-- Start Dataset extract --

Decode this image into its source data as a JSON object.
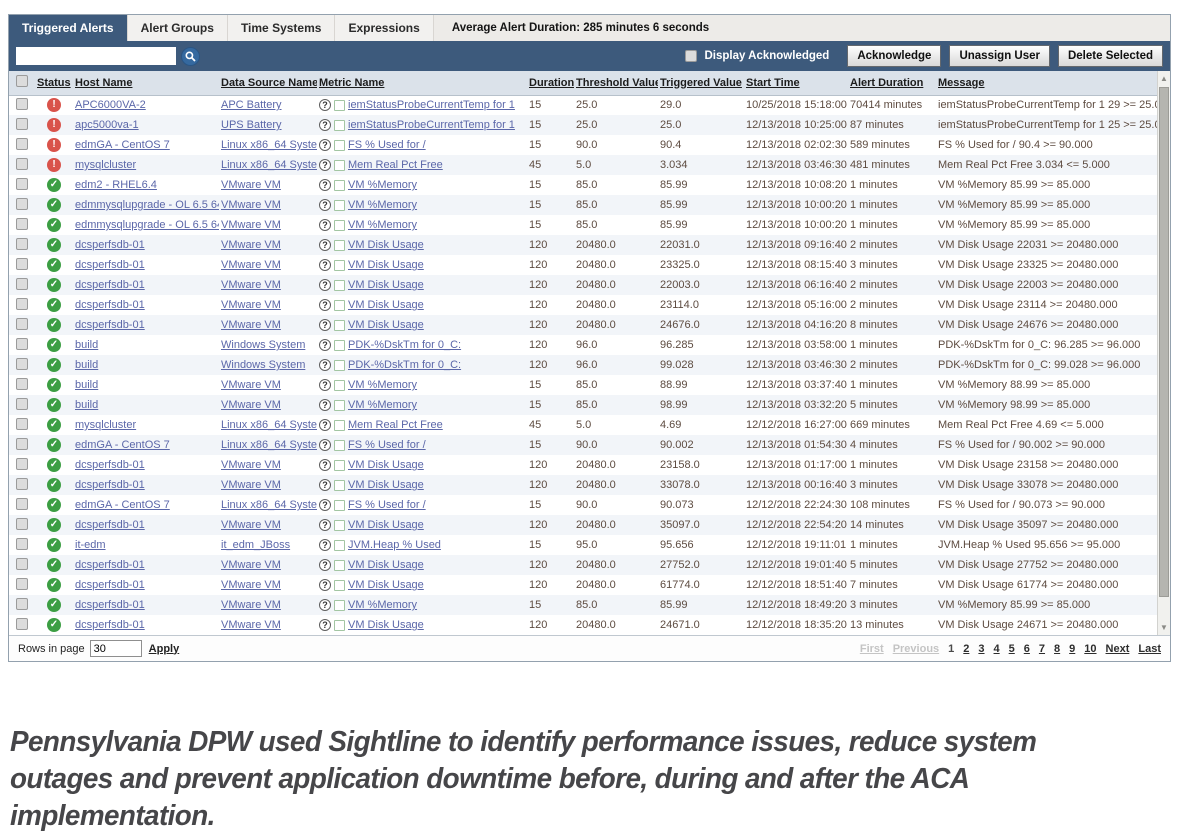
{
  "tabs": [
    {
      "label": "Triggered Alerts",
      "active": true
    },
    {
      "label": "Alert Groups",
      "active": false
    },
    {
      "label": "Time Systems",
      "active": false
    },
    {
      "label": "Expressions",
      "active": false
    }
  ],
  "summary_text": "Average Alert Duration: 285 minutes 6 seconds",
  "toolbar": {
    "search_value": "",
    "display_acknowledged_label": "Display Acknowledged",
    "acknowledge_label": "Acknowledge",
    "unassign_user_label": "Unassign User",
    "delete_selected_label": "Delete Selected"
  },
  "table": {
    "columns": [
      "Status",
      "Host Name",
      "Data Source Name",
      "Metric Name",
      "Duration",
      "Threshold Value",
      "Triggered Value",
      "Start Time",
      "Alert Duration",
      "Message"
    ],
    "rows": [
      {
        "status": "critical",
        "host": "APC6000VA-2",
        "source": "APC Battery",
        "metric": "iemStatusProbeCurrentTemp for 1",
        "duration": "15",
        "threshold": "25.0",
        "triggered": "29.0",
        "start": "10/25/2018 15:18:00",
        "alert_duration": "70414 minutes",
        "message": "iemStatusProbeCurrentTemp for 1 29 >= 25.000"
      },
      {
        "status": "critical",
        "host": "apc5000va-1",
        "source": "UPS Battery",
        "metric": "iemStatusProbeCurrentTemp for 1",
        "duration": "15",
        "threshold": "25.0",
        "triggered": "25.0",
        "start": "12/13/2018 10:25:00",
        "alert_duration": "87 minutes",
        "message": "iemStatusProbeCurrentTemp for 1 25 >= 25.000"
      },
      {
        "status": "critical",
        "host": "edmGA - CentOS 7",
        "source": "Linux x86_64 System",
        "metric": "FS % Used for /",
        "duration": "15",
        "threshold": "90.0",
        "triggered": "90.4",
        "start": "12/13/2018 02:02:30",
        "alert_duration": "589 minutes",
        "message": "FS % Used for / 90.4 >= 90.000"
      },
      {
        "status": "critical",
        "host": "mysqlcluster",
        "source": "Linux x86_64 System",
        "metric": "Mem Real Pct Free",
        "duration": "45",
        "threshold": "5.0",
        "triggered": "3.034",
        "start": "12/13/2018 03:46:30",
        "alert_duration": "481 minutes",
        "message": "Mem Real Pct Free 3.034 <= 5.000"
      },
      {
        "status": "ok",
        "host": "edm2 - RHEL6.4",
        "source": "VMware VM",
        "metric": "VM %Memory",
        "duration": "15",
        "threshold": "85.0",
        "triggered": "85.99",
        "start": "12/13/2018 10:08:20",
        "alert_duration": "1 minutes",
        "message": "VM %Memory 85.99 >= 85.000"
      },
      {
        "status": "ok",
        "host": "edmmysqlupgrade - OL 6.5 64-bit",
        "source": "VMware VM",
        "metric": "VM %Memory",
        "duration": "15",
        "threshold": "85.0",
        "triggered": "85.99",
        "start": "12/13/2018 10:00:20",
        "alert_duration": "1 minutes",
        "message": "VM %Memory 85.99 >= 85.000"
      },
      {
        "status": "ok",
        "host": "edmmysqlupgrade - OL 6.5 64-bit",
        "source": "VMware VM",
        "metric": "VM %Memory",
        "duration": "15",
        "threshold": "85.0",
        "triggered": "85.99",
        "start": "12/13/2018 10:00:20",
        "alert_duration": "1 minutes",
        "message": "VM %Memory 85.99 >= 85.000"
      },
      {
        "status": "ok",
        "host": "dcsperfsdb-01",
        "source": "VMware VM",
        "metric": "VM Disk Usage",
        "duration": "120",
        "threshold": "20480.0",
        "triggered": "22031.0",
        "start": "12/13/2018 09:16:40",
        "alert_duration": "2 minutes",
        "message": "VM Disk Usage 22031 >= 20480.000"
      },
      {
        "status": "ok",
        "host": "dcsperfsdb-01",
        "source": "VMware VM",
        "metric": "VM Disk Usage",
        "duration": "120",
        "threshold": "20480.0",
        "triggered": "23325.0",
        "start": "12/13/2018 08:15:40",
        "alert_duration": "3 minutes",
        "message": "VM Disk Usage 23325 >= 20480.000"
      },
      {
        "status": "ok",
        "host": "dcsperfsdb-01",
        "source": "VMware VM",
        "metric": "VM Disk Usage",
        "duration": "120",
        "threshold": "20480.0",
        "triggered": "22003.0",
        "start": "12/13/2018 06:16:40",
        "alert_duration": "2 minutes",
        "message": "VM Disk Usage 22003 >= 20480.000"
      },
      {
        "status": "ok",
        "host": "dcsperfsdb-01",
        "source": "VMware VM",
        "metric": "VM Disk Usage",
        "duration": "120",
        "threshold": "20480.0",
        "triggered": "23114.0",
        "start": "12/13/2018 05:16:00",
        "alert_duration": "2 minutes",
        "message": "VM Disk Usage 23114 >= 20480.000"
      },
      {
        "status": "ok",
        "host": "dcsperfsdb-01",
        "source": "VMware VM",
        "metric": "VM Disk Usage",
        "duration": "120",
        "threshold": "20480.0",
        "triggered": "24676.0",
        "start": "12/13/2018 04:16:20",
        "alert_duration": "8 minutes",
        "message": "VM Disk Usage 24676 >= 20480.000"
      },
      {
        "status": "ok",
        "host": "build",
        "source": "Windows System",
        "metric": "PDK-%DskTm for 0_C:",
        "duration": "120",
        "threshold": "96.0",
        "triggered": "96.285",
        "start": "12/13/2018 03:58:00",
        "alert_duration": "1 minutes",
        "message": "PDK-%DskTm for 0_C: 96.285 >= 96.000"
      },
      {
        "status": "ok",
        "host": "build",
        "source": "Windows System",
        "metric": "PDK-%DskTm for 0_C:",
        "duration": "120",
        "threshold": "96.0",
        "triggered": "99.028",
        "start": "12/13/2018 03:46:30",
        "alert_duration": "2 minutes",
        "message": "PDK-%DskTm for 0_C: 99.028 >= 96.000"
      },
      {
        "status": "ok",
        "host": "build",
        "source": "VMware VM",
        "metric": "VM %Memory",
        "duration": "15",
        "threshold": "85.0",
        "triggered": "88.99",
        "start": "12/13/2018 03:37:40",
        "alert_duration": "1 minutes",
        "message": "VM %Memory 88.99 >= 85.000"
      },
      {
        "status": "ok",
        "host": "build",
        "source": "VMware VM",
        "metric": "VM %Memory",
        "duration": "15",
        "threshold": "85.0",
        "triggered": "98.99",
        "start": "12/13/2018 03:32:20",
        "alert_duration": "5 minutes",
        "message": "VM %Memory 98.99 >= 85.000"
      },
      {
        "status": "ok",
        "host": "mysqlcluster",
        "source": "Linux x86_64 System",
        "metric": "Mem Real Pct Free",
        "duration": "45",
        "threshold": "5.0",
        "triggered": "4.69",
        "start": "12/12/2018 16:27:00",
        "alert_duration": "669 minutes",
        "message": "Mem Real Pct Free 4.69 <= 5.000"
      },
      {
        "status": "ok",
        "host": "edmGA - CentOS 7",
        "source": "Linux x86_64 System",
        "metric": "FS % Used for /",
        "duration": "15",
        "threshold": "90.0",
        "triggered": "90.002",
        "start": "12/13/2018 01:54:30",
        "alert_duration": "4 minutes",
        "message": "FS % Used for / 90.002 >= 90.000"
      },
      {
        "status": "ok",
        "host": "dcsperfsdb-01",
        "source": "VMware VM",
        "metric": "VM Disk Usage",
        "duration": "120",
        "threshold": "20480.0",
        "triggered": "23158.0",
        "start": "12/13/2018 01:17:00",
        "alert_duration": "1 minutes",
        "message": "VM Disk Usage 23158 >= 20480.000"
      },
      {
        "status": "ok",
        "host": "dcsperfsdb-01",
        "source": "VMware VM",
        "metric": "VM Disk Usage",
        "duration": "120",
        "threshold": "20480.0",
        "triggered": "33078.0",
        "start": "12/13/2018 00:16:40",
        "alert_duration": "3 minutes",
        "message": "VM Disk Usage 33078 >= 20480.000"
      },
      {
        "status": "ok",
        "host": "edmGA - CentOS 7",
        "source": "Linux x86_64 System",
        "metric": "FS % Used for /",
        "duration": "15",
        "threshold": "90.0",
        "triggered": "90.073",
        "start": "12/12/2018 22:24:30",
        "alert_duration": "108 minutes",
        "message": "FS % Used for / 90.073 >= 90.000"
      },
      {
        "status": "ok",
        "host": "dcsperfsdb-01",
        "source": "VMware VM",
        "metric": "VM Disk Usage",
        "duration": "120",
        "threshold": "20480.0",
        "triggered": "35097.0",
        "start": "12/12/2018 22:54:20",
        "alert_duration": "14 minutes",
        "message": "VM Disk Usage 35097 >= 20480.000"
      },
      {
        "status": "ok",
        "host": "it-edm",
        "source": "it_edm_JBoss",
        "metric": "JVM.Heap % Used",
        "duration": "15",
        "threshold": "95.0",
        "triggered": "95.656",
        "start": "12/12/2018 19:11:01",
        "alert_duration": "1 minutes",
        "message": "JVM.Heap % Used 95.656 >= 95.000"
      },
      {
        "status": "ok",
        "host": "dcsperfsdb-01",
        "source": "VMware VM",
        "metric": "VM Disk Usage",
        "duration": "120",
        "threshold": "20480.0",
        "triggered": "27752.0",
        "start": "12/12/2018 19:01:40",
        "alert_duration": "5 minutes",
        "message": "VM Disk Usage 27752 >= 20480.000"
      },
      {
        "status": "ok",
        "host": "dcsperfsdb-01",
        "source": "VMware VM",
        "metric": "VM Disk Usage",
        "duration": "120",
        "threshold": "20480.0",
        "triggered": "61774.0",
        "start": "12/12/2018 18:51:40",
        "alert_duration": "7 minutes",
        "message": "VM Disk Usage 61774 >= 20480.000"
      },
      {
        "status": "ok",
        "host": "dcsperfsdb-01",
        "source": "VMware VM",
        "metric": "VM %Memory",
        "duration": "15",
        "threshold": "85.0",
        "triggered": "85.99",
        "start": "12/12/2018 18:49:20",
        "alert_duration": "3 minutes",
        "message": "VM %Memory 85.99 >= 85.000"
      },
      {
        "status": "ok",
        "host": "dcsperfsdb-01",
        "source": "VMware VM",
        "metric": "VM Disk Usage",
        "duration": "120",
        "threshold": "20480.0",
        "triggered": "24671.0",
        "start": "12/12/2018 18:35:20",
        "alert_duration": "13 minutes",
        "message": "VM Disk Usage 24671 >= 20480.000"
      }
    ]
  },
  "footer": {
    "rows_in_page_label": "Rows in page",
    "rows_in_page_value": "30",
    "apply_label": "Apply",
    "pagination": [
      {
        "label": "First",
        "state": "disabled"
      },
      {
        "label": "Previous",
        "state": "disabled"
      },
      {
        "label": "1",
        "state": "current"
      },
      {
        "label": "2",
        "state": "link"
      },
      {
        "label": "3",
        "state": "link"
      },
      {
        "label": "4",
        "state": "link"
      },
      {
        "label": "5",
        "state": "link"
      },
      {
        "label": "6",
        "state": "link"
      },
      {
        "label": "7",
        "state": "link"
      },
      {
        "label": "8",
        "state": "link"
      },
      {
        "label": "9",
        "state": "link"
      },
      {
        "label": "10",
        "state": "link"
      },
      {
        "label": "Next",
        "state": "link"
      },
      {
        "label": "Last",
        "state": "link"
      }
    ]
  },
  "caption": "Pennsylvania DPW used Sightline to identify performance issues, reduce system outages and prevent application downtime before, during and after the ACA implementation.",
  "colors": {
    "accent": "#3d5a7c",
    "critical": "#d9534b",
    "ok": "#3c9e43",
    "link": "#5b67a9"
  }
}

-- End Dataset extract --

** Exercise description **
Give the number of lines in the data that contain "Name", with no other words.

** Correct output **
3